* **SUPPLIED MATERIAL**:
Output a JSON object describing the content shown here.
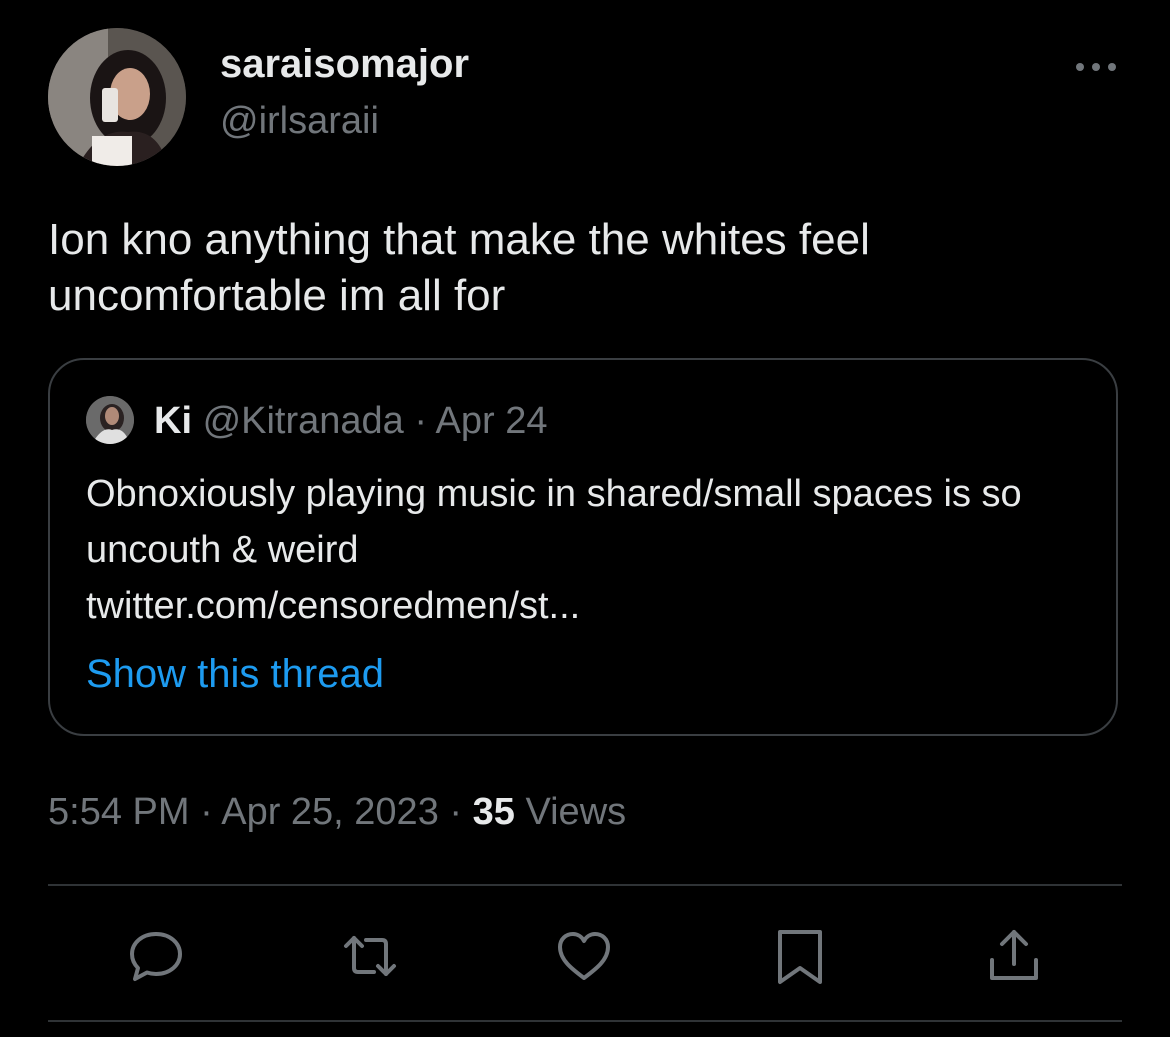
{
  "author": {
    "display_name": "saraisomajor",
    "handle": "@irlsaraii",
    "avatar_icon": "user-avatar-photo"
  },
  "tweet": {
    "text": "Ion kno anything that make the whites feel uncomfortable im all for"
  },
  "quoted_tweet": {
    "display_name": "Ki",
    "handle": "@Kitranada",
    "separator": "·",
    "date": "Apr 24",
    "text": "Obnoxiously playing music in shared/small spaces is so uncouth & weird",
    "link": "twitter.com/censoredmen/st...",
    "show_thread_label": "Show this thread"
  },
  "meta": {
    "time": "5:54 PM",
    "separator": "·",
    "date": "Apr 25, 2023",
    "views_count": "35",
    "views_label": "Views"
  },
  "actions": {
    "icons": [
      "reply-icon",
      "retweet-icon",
      "like-icon",
      "bookmark-icon",
      "share-icon"
    ]
  },
  "colors": {
    "background": "#000000",
    "primary_text": "#e7e9ea",
    "secondary_text": "#71767b",
    "accent": "#1d9bf0",
    "border": "#2f3336"
  }
}
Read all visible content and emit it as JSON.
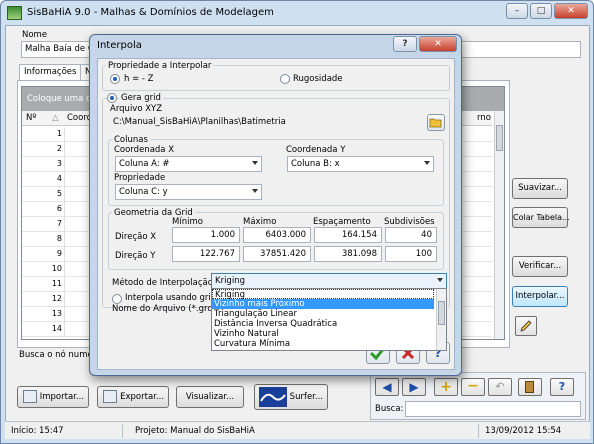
{
  "app": {
    "title": "SisBaHiA 9.0 - Malhas & Domínios de Modelagem"
  },
  "main": {
    "name_label": "Nome",
    "name_value": "Malha Baía de Gua",
    "tabs": [
      "Informações",
      "N"
    ],
    "grid_banner": "Coloque uma colu",
    "col_no": "Nº",
    "col_coord": "Coorden",
    "col_right": "rno",
    "rows": [
      "1",
      "2",
      "3",
      "4",
      "5",
      "6",
      "7",
      "8",
      "9",
      "10",
      "11",
      "12",
      "13",
      "14"
    ],
    "busca_no_label": "Busca o nó numero:"
  },
  "right_buttons": {
    "suavizar": "Suavizar...",
    "colar": "Colar Tabela...",
    "verificar": "Verificar...",
    "interpolar": "Interpolar..."
  },
  "bottom_buttons": {
    "importar": "Importar...",
    "exportar": "Exportar...",
    "visualizar": "Visualizar...",
    "surfer": "Surfer..."
  },
  "busca": {
    "label": "Busca:",
    "value": ""
  },
  "status": {
    "inicio": "Início: 15:47",
    "projeto": "Projeto: Manual do SisBaHiA",
    "datetime": "13/09/2012 15:54"
  },
  "dialog": {
    "title": "Interpola",
    "help_btn": "?",
    "group_prop": "Propriedade a Interpolar",
    "opt_h": "h = - Z",
    "opt_rug": "Rugosidade",
    "opt_gera": "Gera grid",
    "arquivo_label": "Arquivo XYZ",
    "arquivo_value": "C:\\Manual_SisBaHiA\\Planilhas\\Batimetria",
    "colunas_label": "Colunas",
    "coordx_label": "Coordenada X",
    "coordx_value": "Coluna A: #",
    "coordy_label": "Coordenada Y",
    "coordy_value": "Coluna B: x",
    "prop_label": "Propriedade",
    "prop_value": "Coluna C: y",
    "geom_label": "Geometria da Grid",
    "h_min": "Mínimo",
    "h_max": "Máximo",
    "h_esp": "Espaçamento",
    "h_sub": "Subdivisões",
    "dirx_label": "Direção X",
    "dirx": [
      "1.000",
      "6403.000",
      "164.154",
      "40"
    ],
    "diry_label": "Direção Y",
    "diry": [
      "122.767",
      "37851.420",
      "381.098",
      "100"
    ],
    "metodo_label": "Método de Interpolação:",
    "metodo_value": "Kriging",
    "interpola_grid_label": "Interpola usando grid de",
    "nome_arquivo_label": "Nome do Arquivo (*.grd)",
    "methods": [
      "Kriging",
      "Vizinho mais Próximo",
      "Triangulação Linear",
      "Distância Inversa Quadrática",
      "Vizinho Natural",
      "Curvatura Mínima"
    ],
    "selected_method_index": 1
  },
  "colors": {
    "selection": "#3399ff",
    "title_bg": "#cfe0f1",
    "dialog_frame": "#c5d6e9"
  }
}
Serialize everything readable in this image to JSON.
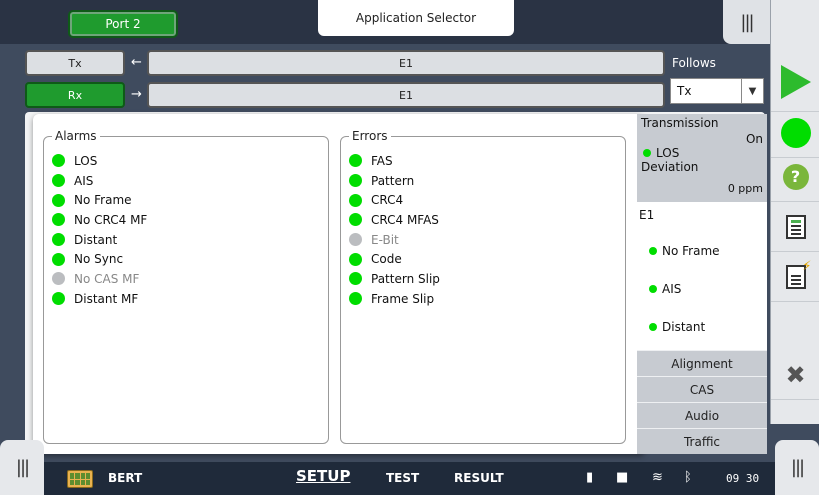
{
  "header": {
    "port_label": "Port 2",
    "app_selector_label": "Application Selector",
    "menu_icon": "hamburger-grip-icon"
  },
  "interface": {
    "tx_label": "Tx",
    "rx_label": "Rx",
    "tx_value": "E1",
    "rx_value": "E1",
    "follows_label": "Follows",
    "follows_value": "Tx"
  },
  "alarms_popup": {
    "alarms_title": "Alarms",
    "alarms": [
      {
        "label": "LOS",
        "active": true
      },
      {
        "label": "AIS",
        "active": true
      },
      {
        "label": "No Frame",
        "active": true
      },
      {
        "label": "No CRC4 MF",
        "active": true
      },
      {
        "label": "Distant",
        "active": true
      },
      {
        "label": "No Sync",
        "active": true
      },
      {
        "label": "No CAS MF",
        "active": false
      },
      {
        "label": "Distant MF",
        "active": true
      }
    ],
    "errors_title": "Errors",
    "errors": [
      {
        "label": "FAS",
        "active": true
      },
      {
        "label": "Pattern",
        "active": true
      },
      {
        "label": "CRC4",
        "active": true
      },
      {
        "label": "CRC4 MFAS",
        "active": true
      },
      {
        "label": "E-Bit",
        "active": false
      },
      {
        "label": "Code",
        "active": true
      },
      {
        "label": "Pattern Slip",
        "active": true
      },
      {
        "label": "Frame Slip",
        "active": true
      }
    ]
  },
  "status_panel": {
    "transmission_label": "Transmission",
    "transmission_value": "On",
    "los_label": "LOS",
    "deviation_label": "Deviation",
    "deviation_value": "0 ppm",
    "e1_title": "E1",
    "e1_items": [
      "No Frame",
      "AIS",
      "Distant"
    ],
    "tabs": [
      "Alignment",
      "CAS",
      "Audio",
      "Traffic"
    ]
  },
  "bottom_bar": {
    "app_name": "BERT",
    "tabs": [
      "SETUP",
      "TEST",
      "RESULT"
    ],
    "time": "09 30"
  },
  "colors": {
    "accent_green": "#1f9b2e",
    "led_on": "#00dd00",
    "led_off": "#bbbdc0",
    "background": "#3f4b5e"
  }
}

* **TASK GOAL**:
Tally how many lines of the records hold the word "Nome". Answer with the number only.

* **ANSWER FOR THIS EXERCISE**:
2